* **Exercise inputs**
####################

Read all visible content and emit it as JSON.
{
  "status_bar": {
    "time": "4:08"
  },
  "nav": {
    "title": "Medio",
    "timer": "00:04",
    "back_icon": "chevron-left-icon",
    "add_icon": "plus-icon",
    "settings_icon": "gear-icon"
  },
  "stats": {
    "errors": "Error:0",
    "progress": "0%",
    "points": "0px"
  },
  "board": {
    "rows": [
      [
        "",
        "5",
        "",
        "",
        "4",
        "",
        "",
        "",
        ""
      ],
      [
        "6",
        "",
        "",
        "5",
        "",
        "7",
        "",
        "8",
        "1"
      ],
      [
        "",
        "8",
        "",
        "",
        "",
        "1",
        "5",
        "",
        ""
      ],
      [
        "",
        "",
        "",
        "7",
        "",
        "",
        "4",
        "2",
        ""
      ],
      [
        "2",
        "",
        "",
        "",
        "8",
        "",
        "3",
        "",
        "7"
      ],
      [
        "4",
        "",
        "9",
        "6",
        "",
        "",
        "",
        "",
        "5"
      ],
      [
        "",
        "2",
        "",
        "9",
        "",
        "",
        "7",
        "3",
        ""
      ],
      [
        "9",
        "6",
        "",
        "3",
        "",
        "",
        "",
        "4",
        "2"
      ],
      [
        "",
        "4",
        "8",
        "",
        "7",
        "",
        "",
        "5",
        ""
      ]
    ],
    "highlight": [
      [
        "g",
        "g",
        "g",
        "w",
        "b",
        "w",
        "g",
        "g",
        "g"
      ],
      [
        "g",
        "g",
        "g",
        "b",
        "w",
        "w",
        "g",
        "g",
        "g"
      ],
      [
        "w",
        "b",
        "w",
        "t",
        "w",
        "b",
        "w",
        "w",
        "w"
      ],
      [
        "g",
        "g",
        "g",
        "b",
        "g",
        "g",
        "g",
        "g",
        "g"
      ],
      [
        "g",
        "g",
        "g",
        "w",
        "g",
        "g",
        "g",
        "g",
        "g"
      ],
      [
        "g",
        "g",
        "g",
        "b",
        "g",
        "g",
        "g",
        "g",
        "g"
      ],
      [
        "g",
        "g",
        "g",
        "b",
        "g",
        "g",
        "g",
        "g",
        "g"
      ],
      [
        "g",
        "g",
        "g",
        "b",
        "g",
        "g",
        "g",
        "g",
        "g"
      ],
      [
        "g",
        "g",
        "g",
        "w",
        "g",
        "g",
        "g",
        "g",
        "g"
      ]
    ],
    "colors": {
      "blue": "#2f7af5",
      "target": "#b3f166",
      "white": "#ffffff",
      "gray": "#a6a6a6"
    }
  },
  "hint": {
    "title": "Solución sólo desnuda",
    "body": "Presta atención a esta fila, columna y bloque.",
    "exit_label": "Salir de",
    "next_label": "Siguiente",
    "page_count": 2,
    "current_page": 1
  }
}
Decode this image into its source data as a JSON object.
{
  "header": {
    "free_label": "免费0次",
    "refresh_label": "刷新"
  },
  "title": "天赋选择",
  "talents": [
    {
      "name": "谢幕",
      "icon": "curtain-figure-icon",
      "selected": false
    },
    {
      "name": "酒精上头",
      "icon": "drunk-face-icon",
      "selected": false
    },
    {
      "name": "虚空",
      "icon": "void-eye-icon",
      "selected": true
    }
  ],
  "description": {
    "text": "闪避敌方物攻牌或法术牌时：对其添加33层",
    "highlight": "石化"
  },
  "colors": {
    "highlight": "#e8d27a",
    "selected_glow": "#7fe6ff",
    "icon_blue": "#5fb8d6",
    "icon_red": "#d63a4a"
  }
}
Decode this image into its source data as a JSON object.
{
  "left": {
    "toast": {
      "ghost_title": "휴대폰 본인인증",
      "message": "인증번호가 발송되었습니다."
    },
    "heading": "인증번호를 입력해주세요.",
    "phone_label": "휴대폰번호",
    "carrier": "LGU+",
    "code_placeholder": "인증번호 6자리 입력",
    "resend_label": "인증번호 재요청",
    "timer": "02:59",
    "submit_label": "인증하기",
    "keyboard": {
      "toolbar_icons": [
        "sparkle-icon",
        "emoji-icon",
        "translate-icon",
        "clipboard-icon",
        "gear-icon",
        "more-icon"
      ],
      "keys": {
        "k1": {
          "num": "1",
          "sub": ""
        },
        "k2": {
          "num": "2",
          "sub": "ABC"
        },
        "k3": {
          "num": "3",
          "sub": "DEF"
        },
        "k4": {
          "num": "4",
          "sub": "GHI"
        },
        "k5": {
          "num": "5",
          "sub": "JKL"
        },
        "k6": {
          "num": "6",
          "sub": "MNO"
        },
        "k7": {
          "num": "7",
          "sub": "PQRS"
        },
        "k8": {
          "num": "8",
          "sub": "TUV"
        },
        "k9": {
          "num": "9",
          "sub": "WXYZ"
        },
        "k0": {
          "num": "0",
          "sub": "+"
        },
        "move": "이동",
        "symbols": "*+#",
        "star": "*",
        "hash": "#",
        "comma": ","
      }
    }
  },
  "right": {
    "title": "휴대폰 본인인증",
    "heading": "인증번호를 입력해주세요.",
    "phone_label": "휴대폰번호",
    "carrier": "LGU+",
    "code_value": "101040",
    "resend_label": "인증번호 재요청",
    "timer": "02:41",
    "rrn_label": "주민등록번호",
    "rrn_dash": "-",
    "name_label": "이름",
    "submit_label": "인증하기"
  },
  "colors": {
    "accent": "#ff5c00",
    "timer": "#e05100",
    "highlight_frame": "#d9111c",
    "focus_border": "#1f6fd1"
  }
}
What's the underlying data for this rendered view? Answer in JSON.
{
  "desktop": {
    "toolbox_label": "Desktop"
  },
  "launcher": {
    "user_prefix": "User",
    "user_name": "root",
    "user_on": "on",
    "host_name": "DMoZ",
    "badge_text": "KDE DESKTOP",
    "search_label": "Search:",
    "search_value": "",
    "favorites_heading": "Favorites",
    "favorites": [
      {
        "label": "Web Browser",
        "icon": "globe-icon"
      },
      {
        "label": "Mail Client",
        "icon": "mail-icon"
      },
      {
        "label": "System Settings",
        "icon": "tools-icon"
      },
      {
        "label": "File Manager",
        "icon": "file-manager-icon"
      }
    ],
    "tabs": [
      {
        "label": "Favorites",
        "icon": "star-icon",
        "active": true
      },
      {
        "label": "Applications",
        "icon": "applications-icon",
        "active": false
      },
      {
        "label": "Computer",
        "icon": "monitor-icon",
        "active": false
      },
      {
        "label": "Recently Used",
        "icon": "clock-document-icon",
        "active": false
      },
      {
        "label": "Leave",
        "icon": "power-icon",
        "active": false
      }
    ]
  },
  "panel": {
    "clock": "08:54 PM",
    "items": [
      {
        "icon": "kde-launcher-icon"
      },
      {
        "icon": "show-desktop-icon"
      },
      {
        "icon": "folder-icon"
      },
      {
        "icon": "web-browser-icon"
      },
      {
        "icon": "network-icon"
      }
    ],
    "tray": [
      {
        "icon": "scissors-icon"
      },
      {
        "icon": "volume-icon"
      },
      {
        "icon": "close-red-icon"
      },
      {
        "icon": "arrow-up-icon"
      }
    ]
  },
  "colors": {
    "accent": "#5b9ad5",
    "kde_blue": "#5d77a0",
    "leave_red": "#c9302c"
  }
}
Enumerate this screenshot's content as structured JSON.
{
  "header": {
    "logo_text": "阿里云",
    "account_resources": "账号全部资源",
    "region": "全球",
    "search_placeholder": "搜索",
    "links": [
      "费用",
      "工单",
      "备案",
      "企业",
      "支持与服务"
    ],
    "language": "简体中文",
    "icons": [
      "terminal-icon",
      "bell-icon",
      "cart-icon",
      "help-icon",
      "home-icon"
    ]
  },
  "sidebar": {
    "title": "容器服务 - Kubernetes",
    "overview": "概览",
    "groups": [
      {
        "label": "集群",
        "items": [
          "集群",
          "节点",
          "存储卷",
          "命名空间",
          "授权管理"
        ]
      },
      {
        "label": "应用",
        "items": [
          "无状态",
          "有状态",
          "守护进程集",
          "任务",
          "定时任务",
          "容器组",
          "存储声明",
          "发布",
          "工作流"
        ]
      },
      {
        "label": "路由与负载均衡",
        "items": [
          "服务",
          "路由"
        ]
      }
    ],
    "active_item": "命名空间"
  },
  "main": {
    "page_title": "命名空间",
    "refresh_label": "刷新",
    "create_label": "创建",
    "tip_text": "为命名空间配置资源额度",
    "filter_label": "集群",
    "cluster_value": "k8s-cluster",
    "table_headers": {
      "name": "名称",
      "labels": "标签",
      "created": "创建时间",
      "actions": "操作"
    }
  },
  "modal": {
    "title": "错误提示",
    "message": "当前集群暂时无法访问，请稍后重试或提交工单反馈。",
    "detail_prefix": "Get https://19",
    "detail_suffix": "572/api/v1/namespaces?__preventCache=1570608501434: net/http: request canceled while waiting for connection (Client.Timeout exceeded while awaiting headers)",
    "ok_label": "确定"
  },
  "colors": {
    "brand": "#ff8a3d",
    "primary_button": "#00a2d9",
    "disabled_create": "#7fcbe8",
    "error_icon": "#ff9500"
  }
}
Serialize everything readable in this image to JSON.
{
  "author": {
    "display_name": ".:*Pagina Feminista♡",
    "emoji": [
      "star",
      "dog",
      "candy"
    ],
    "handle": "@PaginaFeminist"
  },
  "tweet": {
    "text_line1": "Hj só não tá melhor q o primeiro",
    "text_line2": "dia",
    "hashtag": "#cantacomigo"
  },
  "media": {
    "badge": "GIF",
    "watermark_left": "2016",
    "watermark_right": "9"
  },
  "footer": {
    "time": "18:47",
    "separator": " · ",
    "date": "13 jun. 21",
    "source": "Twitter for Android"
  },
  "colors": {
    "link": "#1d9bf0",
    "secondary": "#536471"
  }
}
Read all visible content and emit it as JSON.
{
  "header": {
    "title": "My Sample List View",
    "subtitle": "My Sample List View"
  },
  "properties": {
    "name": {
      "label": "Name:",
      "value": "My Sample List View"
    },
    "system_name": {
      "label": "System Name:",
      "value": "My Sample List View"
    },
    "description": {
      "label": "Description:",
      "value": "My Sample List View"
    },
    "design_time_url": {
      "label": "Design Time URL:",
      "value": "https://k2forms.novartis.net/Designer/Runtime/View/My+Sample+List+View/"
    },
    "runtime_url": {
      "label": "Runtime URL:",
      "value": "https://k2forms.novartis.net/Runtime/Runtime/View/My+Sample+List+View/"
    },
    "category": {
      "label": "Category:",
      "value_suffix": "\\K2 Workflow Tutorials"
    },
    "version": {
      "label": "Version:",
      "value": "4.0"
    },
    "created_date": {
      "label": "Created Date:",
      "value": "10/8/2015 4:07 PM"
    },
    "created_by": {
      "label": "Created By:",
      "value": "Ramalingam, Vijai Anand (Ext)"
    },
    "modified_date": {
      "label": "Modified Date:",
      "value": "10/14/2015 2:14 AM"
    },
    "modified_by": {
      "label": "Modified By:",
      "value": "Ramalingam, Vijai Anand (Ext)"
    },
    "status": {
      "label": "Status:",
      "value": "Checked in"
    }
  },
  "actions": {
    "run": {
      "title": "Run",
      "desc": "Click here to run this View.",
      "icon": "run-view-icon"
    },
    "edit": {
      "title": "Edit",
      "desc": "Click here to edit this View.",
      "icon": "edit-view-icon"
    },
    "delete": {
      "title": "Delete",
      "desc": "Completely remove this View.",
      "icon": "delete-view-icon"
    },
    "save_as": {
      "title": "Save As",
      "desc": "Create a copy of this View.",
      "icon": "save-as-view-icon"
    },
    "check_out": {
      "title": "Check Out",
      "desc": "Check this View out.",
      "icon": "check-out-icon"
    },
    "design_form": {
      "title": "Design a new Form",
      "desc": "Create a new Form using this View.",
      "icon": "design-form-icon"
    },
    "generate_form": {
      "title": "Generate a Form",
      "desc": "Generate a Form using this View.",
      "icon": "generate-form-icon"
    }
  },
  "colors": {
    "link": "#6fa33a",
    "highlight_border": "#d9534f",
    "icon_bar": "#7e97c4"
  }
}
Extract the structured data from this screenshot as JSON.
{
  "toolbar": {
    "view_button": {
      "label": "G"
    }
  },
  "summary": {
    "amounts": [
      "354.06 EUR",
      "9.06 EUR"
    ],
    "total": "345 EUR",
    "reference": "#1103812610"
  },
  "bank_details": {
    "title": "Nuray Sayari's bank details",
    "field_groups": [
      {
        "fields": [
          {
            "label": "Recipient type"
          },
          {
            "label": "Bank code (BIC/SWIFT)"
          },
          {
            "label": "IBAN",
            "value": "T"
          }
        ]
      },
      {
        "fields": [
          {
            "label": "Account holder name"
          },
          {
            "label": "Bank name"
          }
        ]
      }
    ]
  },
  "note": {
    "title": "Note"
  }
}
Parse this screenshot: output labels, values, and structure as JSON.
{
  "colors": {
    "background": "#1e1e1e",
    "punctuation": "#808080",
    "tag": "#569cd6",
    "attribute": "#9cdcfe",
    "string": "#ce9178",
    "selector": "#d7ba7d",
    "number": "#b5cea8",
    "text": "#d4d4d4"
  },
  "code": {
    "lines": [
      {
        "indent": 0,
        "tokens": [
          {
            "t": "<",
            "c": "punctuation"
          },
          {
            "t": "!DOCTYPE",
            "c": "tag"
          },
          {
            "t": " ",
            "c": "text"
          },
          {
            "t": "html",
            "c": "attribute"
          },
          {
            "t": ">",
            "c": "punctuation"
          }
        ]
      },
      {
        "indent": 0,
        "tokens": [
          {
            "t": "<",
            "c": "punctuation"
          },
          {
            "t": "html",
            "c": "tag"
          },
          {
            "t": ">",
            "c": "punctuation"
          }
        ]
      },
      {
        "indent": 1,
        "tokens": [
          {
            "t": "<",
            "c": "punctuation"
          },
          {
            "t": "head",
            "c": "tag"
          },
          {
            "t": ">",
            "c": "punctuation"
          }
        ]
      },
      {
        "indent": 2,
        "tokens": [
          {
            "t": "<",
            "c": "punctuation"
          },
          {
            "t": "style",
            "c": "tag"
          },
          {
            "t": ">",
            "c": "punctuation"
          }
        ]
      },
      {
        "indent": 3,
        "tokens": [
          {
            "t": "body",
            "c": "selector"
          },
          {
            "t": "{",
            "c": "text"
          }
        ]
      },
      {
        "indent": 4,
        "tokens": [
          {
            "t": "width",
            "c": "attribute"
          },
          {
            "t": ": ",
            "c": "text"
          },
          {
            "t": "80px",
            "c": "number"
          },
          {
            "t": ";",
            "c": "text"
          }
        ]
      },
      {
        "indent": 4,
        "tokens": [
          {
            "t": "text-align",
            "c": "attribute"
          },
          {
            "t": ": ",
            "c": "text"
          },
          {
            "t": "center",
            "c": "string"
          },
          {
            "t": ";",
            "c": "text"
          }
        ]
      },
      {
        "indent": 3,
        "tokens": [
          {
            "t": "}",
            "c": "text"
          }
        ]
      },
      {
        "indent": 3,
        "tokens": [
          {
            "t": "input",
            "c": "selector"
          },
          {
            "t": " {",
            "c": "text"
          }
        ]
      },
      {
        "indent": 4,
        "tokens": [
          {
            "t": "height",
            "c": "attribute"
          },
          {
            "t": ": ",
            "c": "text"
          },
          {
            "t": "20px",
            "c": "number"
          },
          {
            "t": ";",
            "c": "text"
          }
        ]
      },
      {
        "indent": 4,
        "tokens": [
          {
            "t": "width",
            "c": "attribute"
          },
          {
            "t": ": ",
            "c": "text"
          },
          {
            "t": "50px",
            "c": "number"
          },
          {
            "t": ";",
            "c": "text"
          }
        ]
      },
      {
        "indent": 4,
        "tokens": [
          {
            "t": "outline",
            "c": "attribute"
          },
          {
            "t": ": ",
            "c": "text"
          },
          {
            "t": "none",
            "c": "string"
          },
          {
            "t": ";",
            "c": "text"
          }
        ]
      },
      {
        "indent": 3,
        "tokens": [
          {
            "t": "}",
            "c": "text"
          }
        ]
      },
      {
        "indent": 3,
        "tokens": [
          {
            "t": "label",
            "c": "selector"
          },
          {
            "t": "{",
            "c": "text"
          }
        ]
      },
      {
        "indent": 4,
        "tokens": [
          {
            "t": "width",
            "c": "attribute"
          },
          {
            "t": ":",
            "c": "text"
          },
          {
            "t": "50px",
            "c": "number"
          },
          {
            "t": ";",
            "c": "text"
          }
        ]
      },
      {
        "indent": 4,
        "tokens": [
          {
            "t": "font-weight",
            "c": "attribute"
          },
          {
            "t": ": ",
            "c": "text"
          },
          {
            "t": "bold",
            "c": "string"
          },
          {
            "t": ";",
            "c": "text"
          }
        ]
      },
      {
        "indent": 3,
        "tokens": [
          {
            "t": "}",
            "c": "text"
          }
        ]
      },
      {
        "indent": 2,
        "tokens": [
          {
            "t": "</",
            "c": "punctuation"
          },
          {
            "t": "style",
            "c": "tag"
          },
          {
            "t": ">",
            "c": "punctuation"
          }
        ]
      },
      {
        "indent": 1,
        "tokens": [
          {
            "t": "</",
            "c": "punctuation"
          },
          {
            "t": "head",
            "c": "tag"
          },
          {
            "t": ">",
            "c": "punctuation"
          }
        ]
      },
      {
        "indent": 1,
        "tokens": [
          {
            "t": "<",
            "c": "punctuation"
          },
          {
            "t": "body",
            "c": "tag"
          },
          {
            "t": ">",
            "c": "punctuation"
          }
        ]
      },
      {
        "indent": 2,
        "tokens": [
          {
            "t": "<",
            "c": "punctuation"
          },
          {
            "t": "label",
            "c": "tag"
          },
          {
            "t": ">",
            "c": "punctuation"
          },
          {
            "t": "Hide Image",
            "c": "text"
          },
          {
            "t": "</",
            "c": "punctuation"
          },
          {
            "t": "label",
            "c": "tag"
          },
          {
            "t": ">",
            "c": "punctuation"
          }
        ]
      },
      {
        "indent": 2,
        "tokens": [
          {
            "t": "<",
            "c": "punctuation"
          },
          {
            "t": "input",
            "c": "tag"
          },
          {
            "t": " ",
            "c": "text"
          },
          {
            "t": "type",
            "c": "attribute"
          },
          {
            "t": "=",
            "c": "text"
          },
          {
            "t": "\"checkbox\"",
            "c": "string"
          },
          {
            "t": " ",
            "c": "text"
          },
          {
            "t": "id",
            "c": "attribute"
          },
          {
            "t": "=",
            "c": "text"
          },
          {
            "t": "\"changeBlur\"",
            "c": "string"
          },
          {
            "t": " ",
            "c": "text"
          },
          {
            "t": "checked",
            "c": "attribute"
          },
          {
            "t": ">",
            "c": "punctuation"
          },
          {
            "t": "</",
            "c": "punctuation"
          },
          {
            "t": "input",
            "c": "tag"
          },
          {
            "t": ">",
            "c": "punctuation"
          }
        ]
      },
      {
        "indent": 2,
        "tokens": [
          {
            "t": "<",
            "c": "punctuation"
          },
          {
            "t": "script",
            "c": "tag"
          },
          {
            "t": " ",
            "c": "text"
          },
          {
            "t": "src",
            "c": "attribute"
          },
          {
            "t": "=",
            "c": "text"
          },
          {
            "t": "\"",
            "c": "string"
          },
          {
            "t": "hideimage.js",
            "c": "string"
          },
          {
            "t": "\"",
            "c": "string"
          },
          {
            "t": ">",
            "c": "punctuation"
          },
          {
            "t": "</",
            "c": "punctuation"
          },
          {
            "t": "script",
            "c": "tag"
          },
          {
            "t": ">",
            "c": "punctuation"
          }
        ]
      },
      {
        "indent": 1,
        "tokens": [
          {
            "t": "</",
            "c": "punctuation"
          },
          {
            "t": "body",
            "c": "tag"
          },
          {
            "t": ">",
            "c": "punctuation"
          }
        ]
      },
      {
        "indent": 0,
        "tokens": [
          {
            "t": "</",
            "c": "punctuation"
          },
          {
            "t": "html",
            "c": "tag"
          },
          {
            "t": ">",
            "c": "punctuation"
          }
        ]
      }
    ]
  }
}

####################

* **To be done**
Of the lines in this data, how many contain "here"? Reply with only the number.

* **Answer for this exercise**
2